**WORK TO COMPLETE:** Tally the lines in the following entries that include the word "panel"; state only the total.

[Dataset entries on figures]
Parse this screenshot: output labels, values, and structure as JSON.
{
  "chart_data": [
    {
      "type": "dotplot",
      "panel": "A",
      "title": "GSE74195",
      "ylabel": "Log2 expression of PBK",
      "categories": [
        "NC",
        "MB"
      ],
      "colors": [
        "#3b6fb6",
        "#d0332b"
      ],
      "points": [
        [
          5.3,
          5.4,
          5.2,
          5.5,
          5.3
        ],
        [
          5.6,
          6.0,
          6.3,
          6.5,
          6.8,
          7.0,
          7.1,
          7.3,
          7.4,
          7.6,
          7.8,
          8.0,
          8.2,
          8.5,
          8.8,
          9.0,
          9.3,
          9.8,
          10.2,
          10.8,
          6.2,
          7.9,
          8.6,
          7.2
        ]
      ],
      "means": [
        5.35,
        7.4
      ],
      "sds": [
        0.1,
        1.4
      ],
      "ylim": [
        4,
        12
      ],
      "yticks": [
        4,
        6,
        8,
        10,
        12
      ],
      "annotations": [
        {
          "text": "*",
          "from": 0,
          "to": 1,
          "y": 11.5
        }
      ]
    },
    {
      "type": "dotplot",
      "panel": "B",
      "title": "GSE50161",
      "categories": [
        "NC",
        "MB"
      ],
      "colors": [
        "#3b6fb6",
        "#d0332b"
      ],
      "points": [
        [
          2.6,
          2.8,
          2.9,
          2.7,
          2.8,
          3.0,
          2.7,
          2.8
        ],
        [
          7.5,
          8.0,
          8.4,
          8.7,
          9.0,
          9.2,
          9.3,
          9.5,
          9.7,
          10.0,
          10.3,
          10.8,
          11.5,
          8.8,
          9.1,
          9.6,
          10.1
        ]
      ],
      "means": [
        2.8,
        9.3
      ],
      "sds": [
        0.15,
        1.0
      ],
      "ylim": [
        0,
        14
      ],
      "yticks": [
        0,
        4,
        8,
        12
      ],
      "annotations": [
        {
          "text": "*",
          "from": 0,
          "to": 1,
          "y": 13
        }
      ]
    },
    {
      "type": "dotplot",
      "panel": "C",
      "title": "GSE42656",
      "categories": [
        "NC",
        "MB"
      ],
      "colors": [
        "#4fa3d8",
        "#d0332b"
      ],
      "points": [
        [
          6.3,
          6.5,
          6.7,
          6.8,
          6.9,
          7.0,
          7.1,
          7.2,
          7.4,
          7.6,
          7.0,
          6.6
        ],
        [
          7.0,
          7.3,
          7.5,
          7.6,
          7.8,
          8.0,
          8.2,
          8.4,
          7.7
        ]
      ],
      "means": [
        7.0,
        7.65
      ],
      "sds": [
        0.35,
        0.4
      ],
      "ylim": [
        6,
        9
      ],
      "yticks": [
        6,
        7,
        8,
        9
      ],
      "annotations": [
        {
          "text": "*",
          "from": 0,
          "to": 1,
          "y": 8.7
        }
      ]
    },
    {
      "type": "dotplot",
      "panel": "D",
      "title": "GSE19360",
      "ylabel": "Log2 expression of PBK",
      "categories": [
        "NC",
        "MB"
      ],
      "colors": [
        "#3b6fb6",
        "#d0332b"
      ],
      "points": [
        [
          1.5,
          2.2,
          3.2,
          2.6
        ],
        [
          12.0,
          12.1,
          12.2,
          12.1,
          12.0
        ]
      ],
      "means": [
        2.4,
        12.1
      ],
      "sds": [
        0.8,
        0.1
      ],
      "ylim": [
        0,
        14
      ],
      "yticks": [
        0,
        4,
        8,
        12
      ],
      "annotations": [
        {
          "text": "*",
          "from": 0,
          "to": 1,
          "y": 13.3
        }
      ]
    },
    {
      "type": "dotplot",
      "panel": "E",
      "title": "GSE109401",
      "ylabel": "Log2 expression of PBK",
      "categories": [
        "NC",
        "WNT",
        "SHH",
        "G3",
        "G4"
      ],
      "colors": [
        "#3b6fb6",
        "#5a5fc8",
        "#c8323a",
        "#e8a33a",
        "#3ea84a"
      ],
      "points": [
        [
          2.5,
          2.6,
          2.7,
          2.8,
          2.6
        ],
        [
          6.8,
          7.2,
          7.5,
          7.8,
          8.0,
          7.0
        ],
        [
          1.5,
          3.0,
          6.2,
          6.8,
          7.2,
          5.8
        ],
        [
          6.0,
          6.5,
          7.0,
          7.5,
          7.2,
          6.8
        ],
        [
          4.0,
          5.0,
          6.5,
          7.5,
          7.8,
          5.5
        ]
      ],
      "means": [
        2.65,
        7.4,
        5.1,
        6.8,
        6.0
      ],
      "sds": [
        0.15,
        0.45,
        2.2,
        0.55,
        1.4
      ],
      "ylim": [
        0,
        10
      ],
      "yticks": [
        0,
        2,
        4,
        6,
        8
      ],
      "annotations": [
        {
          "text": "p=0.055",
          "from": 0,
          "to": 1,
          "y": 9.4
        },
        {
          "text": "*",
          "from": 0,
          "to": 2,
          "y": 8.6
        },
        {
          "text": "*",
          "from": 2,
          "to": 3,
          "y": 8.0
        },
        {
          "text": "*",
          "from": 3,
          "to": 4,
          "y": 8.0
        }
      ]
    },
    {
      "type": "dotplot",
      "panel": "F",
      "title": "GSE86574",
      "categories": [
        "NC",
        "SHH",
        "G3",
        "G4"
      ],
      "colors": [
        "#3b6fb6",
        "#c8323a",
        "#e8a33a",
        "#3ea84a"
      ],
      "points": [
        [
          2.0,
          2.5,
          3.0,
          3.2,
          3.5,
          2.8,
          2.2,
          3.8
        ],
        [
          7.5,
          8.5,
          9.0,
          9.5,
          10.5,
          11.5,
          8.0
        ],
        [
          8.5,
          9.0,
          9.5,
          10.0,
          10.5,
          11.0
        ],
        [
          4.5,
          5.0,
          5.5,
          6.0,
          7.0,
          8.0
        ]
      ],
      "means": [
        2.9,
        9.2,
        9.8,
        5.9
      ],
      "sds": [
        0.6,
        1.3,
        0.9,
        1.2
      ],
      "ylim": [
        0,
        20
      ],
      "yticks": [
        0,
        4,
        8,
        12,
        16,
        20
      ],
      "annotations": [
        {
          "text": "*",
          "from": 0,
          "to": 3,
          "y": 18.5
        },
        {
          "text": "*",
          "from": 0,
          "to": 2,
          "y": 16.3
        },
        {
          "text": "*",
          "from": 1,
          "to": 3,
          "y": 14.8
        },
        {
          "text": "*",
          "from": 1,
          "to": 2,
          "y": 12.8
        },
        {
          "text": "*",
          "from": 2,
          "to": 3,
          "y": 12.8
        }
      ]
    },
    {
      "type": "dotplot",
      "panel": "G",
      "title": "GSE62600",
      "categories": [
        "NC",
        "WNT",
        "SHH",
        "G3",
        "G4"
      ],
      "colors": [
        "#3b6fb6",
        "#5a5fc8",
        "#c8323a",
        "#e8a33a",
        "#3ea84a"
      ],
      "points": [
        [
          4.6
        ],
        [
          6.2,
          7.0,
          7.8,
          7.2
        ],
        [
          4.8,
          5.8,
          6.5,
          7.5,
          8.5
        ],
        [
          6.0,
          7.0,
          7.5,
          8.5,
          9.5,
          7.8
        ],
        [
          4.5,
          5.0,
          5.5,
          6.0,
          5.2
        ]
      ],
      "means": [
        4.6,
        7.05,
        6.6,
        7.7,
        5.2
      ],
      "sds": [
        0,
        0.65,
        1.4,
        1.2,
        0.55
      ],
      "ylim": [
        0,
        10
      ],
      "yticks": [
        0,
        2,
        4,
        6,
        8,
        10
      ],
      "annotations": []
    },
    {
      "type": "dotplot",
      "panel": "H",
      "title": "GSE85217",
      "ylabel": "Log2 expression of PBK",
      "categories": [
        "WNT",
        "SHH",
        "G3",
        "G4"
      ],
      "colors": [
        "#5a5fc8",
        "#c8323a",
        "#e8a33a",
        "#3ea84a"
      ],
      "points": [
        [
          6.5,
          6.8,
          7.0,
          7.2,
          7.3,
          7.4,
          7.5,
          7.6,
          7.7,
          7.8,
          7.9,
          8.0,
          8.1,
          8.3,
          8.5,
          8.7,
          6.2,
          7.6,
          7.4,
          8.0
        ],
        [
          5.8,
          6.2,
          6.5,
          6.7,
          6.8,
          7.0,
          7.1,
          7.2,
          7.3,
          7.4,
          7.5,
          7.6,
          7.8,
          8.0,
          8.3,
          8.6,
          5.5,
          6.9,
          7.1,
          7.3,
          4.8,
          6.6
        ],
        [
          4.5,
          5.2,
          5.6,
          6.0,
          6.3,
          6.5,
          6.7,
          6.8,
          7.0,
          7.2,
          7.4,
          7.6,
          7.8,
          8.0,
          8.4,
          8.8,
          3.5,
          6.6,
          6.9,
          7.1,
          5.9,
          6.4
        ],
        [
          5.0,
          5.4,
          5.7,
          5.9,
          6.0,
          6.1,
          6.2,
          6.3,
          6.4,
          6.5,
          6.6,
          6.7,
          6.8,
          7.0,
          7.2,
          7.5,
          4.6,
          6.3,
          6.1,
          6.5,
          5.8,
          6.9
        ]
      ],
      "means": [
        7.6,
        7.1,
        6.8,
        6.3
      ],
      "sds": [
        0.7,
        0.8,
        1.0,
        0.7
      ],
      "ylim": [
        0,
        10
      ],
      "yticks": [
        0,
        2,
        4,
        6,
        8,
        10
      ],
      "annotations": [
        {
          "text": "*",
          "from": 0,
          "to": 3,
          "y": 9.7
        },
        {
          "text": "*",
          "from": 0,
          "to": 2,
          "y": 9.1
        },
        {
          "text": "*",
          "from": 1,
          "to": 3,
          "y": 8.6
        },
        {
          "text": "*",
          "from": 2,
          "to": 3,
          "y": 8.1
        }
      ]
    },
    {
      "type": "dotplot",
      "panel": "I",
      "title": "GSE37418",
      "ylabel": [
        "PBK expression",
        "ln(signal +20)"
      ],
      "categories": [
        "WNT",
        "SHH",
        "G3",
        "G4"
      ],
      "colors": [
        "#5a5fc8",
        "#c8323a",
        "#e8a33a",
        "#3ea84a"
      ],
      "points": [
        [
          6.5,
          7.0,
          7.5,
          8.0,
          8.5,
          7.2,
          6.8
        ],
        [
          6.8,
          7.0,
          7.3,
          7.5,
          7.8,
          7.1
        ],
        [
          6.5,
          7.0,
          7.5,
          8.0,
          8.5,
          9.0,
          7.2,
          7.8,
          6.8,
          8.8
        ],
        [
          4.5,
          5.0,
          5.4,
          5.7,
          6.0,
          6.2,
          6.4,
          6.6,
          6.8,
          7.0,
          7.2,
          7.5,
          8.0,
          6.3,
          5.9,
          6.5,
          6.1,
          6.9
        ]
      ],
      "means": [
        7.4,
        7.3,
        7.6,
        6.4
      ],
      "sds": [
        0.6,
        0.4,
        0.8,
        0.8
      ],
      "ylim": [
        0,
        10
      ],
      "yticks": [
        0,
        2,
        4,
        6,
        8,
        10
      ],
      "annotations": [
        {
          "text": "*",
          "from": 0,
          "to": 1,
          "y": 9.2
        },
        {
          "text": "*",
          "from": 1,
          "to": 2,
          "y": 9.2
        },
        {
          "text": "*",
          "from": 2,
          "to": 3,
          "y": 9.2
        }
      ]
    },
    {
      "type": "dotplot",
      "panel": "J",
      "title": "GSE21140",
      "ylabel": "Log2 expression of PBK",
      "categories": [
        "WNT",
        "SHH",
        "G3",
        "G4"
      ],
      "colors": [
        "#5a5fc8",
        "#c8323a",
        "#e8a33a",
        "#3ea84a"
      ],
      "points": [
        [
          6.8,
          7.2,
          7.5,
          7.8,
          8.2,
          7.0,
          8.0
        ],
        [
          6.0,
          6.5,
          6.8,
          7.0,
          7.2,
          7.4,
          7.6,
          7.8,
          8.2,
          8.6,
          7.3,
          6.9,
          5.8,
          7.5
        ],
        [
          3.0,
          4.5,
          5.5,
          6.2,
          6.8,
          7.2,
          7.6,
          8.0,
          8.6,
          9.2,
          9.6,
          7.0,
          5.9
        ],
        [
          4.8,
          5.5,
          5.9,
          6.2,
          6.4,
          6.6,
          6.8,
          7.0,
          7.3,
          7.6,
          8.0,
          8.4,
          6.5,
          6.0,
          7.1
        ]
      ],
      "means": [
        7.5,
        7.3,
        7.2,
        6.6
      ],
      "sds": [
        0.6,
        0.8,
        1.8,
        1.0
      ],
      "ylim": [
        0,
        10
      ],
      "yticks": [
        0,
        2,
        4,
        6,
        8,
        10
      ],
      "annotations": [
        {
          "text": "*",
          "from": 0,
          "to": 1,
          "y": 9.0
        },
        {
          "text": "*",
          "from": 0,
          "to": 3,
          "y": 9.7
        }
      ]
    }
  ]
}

**THE RESULT:** 10